Собственно, Фрейд и сам опасается, как бы его размышления не были приняты за переосмысление событий личной жизни. В письмах к Эйтингтону и Виттельсу он подчёркивает, что работа «По ту сторону…» была написана за год до смерти его дочери — «когда моя дочь была молода и жизнерадостна». И все же биографы считают, что Фрейд, не желая признать связь между своей теорией и личной трагедией, внес изменения в рукопись постфактум.

Райкрофт считает, что в принципе дуалистические теории влечений Фрейда связаны не с клиническими фактами, а с особенностями немецкой культуры и немецкого языка. Немецкая диалектика Гегеля и Маркса, с точки зрения Райкрофта, повлияла на тенденцию Фрейда к созданию непременно дуалистических антагонистических теорий влечений.

Существуют также психоаналитики, которые, не отягощая себя критикой метапсихологической теории Фрейда (очевидно, по принципу «о мертвых или хорошо, или ничего»), спешат раньше времени произвести похороны метапсихологической теории Фрейда и перейти к разделу имущества. Подавляющее большинство считает, что фрейдовская теория влечения к смерти вряд ли играет существенную роль в современной психоаналитической литературе. Хайнц Хензелер, анализируя вклад психоанализа в проблему суицида, пишет, что эта теория не получила поддержки у многих психоаналитиков: «она представляет собой интересную натурфилософскую спекуляцию, но не приносит пользы в клинико-теоретическом смысле».

**Примените прочитанное**:
1) Можете переписать часть текста о теории влечений Фрейда, всё от слов «Собственно, Фрейд и» вниз до слов «антагонистических теорий влечений.», заменив «биографы» на «исследователи»?
2) Как передать содержание текста о теории влечений Фрейда в двух предложениях?

**Сохранённые элементы**:

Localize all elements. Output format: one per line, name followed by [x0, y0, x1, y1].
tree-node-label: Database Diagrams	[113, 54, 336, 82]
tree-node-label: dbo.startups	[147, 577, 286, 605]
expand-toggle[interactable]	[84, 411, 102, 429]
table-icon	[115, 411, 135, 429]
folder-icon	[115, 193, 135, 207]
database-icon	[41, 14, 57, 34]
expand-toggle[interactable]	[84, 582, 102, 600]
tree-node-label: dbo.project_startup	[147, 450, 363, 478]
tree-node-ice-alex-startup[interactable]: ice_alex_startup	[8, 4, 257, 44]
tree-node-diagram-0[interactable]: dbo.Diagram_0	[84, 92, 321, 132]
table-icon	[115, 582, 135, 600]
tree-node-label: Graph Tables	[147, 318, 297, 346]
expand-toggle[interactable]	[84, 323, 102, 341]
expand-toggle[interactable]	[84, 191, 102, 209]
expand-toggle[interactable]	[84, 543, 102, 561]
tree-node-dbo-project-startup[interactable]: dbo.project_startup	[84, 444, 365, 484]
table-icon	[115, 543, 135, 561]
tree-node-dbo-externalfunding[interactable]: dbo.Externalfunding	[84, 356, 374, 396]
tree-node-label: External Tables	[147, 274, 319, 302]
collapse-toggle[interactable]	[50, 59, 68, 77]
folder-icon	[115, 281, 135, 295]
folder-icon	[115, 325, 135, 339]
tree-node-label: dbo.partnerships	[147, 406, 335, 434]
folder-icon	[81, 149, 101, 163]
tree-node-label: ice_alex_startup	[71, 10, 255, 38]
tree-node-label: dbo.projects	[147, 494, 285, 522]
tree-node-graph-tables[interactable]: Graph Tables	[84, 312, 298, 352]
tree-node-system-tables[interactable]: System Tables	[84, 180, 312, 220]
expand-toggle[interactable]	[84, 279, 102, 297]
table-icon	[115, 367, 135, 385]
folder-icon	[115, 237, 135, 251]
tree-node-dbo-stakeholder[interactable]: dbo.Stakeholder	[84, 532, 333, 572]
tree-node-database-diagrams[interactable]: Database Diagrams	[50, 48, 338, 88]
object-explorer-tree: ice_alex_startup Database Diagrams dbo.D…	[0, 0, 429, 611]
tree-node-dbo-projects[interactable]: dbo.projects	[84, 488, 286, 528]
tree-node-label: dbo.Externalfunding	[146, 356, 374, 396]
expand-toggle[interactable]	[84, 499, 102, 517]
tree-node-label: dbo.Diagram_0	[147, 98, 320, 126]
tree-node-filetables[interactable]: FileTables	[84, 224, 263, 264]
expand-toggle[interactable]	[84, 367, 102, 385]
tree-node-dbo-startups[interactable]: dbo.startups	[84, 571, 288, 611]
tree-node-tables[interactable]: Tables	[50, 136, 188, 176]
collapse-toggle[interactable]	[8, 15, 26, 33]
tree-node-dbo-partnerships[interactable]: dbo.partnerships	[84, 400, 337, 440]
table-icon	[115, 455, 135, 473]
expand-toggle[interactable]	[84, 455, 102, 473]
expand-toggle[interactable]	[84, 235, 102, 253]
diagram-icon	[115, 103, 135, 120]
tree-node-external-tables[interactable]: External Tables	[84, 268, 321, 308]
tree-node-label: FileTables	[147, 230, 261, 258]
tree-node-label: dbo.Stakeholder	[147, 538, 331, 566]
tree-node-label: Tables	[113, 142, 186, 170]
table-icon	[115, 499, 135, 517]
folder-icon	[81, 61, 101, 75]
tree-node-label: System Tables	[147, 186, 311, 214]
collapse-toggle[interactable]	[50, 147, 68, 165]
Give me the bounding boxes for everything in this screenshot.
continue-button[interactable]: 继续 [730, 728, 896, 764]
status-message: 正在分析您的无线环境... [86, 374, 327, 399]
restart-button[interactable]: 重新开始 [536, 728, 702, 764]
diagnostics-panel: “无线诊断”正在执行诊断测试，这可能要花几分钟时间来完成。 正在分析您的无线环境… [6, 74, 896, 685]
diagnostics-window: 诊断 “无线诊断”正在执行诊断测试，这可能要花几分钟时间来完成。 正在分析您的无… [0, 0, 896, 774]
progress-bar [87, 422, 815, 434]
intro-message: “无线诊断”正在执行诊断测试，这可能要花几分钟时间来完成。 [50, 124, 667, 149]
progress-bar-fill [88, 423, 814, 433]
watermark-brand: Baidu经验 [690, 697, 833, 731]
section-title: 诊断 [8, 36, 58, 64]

**Ответы к заданиям**:
1)
Собственно, Фрейд и сам опасается, как бы его размышления не были приняты за переосмысление событий личной жизни. В письмах к Эйтингтону и Виттельсу он подчёркивает, что работа «По ту сторону…» была написана за год до смерти его дочери — «когда моя дочь была молода и жизнерадостна». И все же исследователи считают, что Фрейд, не желая признать связь между своей теорией и личной трагедией, внес изменения в рукопись постфактум.

Райкрофт считает, что в принципе дуалистические теории влечений Фрейда связаны не с клиническими фактами, а с особенностями немецкой культуры и немецкого языка. Немецкая диалектика Гегеля и Маркса, с точки зрения Райкрофта, повлияла на тенденцию Фрейда к созданию непременно дуалистических антагонистических теорий влечений.

2) Фрейд подчёркивал, что работа «По ту сторону…» написана за год до смерти его дочери, однако биографы считают, что он внёс изменения в рукопись постфактум, а Райкрофт связывает его дуалистические теории влечений с особенностями немецкой культуры и языка и с диалектикой Гегеля и Маркса. Подавляющее большинство психоаналитиков считает, что теория влечения к смерти вряд ли играет существенную роль в современной психоаналитической литературе, а Хайнц Хензелер называет её интересной натурфилософской спекуляцией, не приносящей пользы в клинико-теоретическом смысле.